#### Data rows

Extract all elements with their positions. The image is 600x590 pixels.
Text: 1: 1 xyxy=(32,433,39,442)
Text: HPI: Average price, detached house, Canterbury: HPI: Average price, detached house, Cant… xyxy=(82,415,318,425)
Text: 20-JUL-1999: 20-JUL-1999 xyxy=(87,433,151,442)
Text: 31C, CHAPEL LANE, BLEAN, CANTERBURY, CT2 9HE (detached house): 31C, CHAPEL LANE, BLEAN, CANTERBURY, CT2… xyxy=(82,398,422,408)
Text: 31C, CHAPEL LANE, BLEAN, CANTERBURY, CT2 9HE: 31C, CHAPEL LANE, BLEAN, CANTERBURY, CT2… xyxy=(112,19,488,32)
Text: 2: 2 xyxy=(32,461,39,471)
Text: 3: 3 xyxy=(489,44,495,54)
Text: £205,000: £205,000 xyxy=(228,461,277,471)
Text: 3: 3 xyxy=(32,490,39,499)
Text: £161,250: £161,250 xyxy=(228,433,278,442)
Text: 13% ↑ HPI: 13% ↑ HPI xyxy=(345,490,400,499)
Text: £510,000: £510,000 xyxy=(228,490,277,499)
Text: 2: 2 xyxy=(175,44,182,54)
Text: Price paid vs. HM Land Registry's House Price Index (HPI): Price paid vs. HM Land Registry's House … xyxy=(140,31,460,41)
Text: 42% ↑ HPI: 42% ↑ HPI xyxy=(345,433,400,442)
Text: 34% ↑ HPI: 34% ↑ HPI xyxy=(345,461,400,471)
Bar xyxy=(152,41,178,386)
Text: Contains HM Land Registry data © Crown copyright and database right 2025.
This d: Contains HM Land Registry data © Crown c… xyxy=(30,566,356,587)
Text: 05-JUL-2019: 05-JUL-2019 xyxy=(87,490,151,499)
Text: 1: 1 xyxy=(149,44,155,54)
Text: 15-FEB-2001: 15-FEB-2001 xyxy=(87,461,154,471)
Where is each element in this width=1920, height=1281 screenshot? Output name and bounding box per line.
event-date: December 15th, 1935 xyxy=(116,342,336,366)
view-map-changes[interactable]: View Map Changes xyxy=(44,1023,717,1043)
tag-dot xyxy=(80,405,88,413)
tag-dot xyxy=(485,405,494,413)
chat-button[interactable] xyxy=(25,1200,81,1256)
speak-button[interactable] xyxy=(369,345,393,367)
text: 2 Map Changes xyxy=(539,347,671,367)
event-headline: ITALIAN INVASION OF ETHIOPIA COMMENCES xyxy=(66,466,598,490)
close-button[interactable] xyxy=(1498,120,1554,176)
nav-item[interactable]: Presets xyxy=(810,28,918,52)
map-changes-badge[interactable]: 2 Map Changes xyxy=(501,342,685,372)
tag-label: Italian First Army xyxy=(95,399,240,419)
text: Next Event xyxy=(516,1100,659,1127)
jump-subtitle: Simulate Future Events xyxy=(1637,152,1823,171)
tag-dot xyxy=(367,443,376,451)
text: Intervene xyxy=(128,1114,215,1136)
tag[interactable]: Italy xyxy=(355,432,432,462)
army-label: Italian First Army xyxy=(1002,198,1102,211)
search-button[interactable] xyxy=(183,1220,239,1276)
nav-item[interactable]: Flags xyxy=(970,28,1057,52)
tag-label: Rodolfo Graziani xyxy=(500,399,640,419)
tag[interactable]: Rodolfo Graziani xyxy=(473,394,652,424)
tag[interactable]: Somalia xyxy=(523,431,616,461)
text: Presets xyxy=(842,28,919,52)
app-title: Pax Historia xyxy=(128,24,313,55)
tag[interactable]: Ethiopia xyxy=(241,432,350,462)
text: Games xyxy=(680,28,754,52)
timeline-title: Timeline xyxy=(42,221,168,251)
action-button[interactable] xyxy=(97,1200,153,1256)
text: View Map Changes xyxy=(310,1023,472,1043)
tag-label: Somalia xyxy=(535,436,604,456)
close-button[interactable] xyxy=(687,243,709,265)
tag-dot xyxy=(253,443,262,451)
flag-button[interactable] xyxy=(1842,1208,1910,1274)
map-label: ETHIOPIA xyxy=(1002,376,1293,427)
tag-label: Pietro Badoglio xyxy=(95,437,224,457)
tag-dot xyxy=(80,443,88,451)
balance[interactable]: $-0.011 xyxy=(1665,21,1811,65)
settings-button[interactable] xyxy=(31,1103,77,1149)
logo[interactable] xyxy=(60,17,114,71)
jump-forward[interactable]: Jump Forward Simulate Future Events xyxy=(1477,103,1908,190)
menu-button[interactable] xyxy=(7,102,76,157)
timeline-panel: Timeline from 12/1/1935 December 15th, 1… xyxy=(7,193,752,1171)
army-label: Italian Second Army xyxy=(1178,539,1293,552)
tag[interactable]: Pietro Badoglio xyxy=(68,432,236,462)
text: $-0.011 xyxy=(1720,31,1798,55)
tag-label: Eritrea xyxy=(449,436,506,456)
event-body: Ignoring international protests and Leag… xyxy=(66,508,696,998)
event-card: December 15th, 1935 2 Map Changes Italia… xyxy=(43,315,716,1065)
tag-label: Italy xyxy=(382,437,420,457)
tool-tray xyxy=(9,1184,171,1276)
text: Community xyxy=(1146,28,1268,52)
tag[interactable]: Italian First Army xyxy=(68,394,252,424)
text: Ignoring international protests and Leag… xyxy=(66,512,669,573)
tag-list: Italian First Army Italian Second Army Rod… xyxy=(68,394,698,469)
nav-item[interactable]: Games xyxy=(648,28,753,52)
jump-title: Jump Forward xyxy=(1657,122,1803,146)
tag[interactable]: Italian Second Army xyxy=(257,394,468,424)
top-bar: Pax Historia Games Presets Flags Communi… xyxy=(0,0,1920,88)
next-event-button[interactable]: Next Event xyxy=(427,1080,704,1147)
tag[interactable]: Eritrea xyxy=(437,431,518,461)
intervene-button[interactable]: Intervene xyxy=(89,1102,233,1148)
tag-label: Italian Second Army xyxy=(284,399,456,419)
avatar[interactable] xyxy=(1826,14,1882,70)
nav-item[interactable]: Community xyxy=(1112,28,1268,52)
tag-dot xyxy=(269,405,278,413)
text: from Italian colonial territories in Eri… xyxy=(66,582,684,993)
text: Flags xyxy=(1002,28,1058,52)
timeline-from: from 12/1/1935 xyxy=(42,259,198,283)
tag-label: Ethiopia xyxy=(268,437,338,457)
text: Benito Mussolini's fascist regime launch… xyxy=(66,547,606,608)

########

**Aim of the exercise**
Copy out the listing above word for word, from its first line through the line containing "Text: 20-JUL-1999: 20-JUL-1999", with both of those lines included.

**Solved problem**
Extract all elements with their positions. The image is 600x590 pixels.
Text: 1: 1 xyxy=(32,433,39,442)
Text: HPI: Average price, detached house, Canterbury: HPI: Average price, detached house, Cant… xyxy=(82,415,318,425)
Text: 20-JUL-1999: 20-JUL-1999 xyxy=(87,433,151,442)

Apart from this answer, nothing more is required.